--- Start of Data provided ---

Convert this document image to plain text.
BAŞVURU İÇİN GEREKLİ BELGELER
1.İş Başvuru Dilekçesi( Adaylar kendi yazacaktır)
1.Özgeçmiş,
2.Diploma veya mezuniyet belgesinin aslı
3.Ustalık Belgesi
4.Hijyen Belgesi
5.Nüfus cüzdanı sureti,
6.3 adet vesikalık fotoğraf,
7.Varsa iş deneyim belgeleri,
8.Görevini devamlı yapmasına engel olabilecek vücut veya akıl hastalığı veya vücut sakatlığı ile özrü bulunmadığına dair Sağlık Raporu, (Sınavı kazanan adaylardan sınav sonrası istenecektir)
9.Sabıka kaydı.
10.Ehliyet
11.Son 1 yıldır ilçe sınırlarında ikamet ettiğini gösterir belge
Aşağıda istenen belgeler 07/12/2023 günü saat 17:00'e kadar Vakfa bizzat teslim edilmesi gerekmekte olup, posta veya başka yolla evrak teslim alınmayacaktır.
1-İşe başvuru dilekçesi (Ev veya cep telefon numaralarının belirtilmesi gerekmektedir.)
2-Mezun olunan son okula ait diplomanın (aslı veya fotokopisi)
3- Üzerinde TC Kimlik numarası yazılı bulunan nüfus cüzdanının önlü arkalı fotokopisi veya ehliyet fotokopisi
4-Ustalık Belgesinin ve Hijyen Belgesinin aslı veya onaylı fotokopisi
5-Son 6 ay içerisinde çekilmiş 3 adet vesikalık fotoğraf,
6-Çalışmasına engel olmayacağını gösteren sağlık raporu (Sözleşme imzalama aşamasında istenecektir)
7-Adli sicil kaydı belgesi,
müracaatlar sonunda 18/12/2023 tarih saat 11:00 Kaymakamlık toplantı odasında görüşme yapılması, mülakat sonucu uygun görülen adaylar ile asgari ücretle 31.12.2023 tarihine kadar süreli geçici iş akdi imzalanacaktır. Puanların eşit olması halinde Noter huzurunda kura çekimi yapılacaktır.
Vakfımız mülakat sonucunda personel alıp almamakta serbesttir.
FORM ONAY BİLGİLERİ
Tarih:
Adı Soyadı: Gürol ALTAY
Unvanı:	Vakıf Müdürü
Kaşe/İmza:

--- End of Data provided ---

■ Request
Lines containing "aslı" are to be counted. State the total and add nothing.

■ Exercise output
3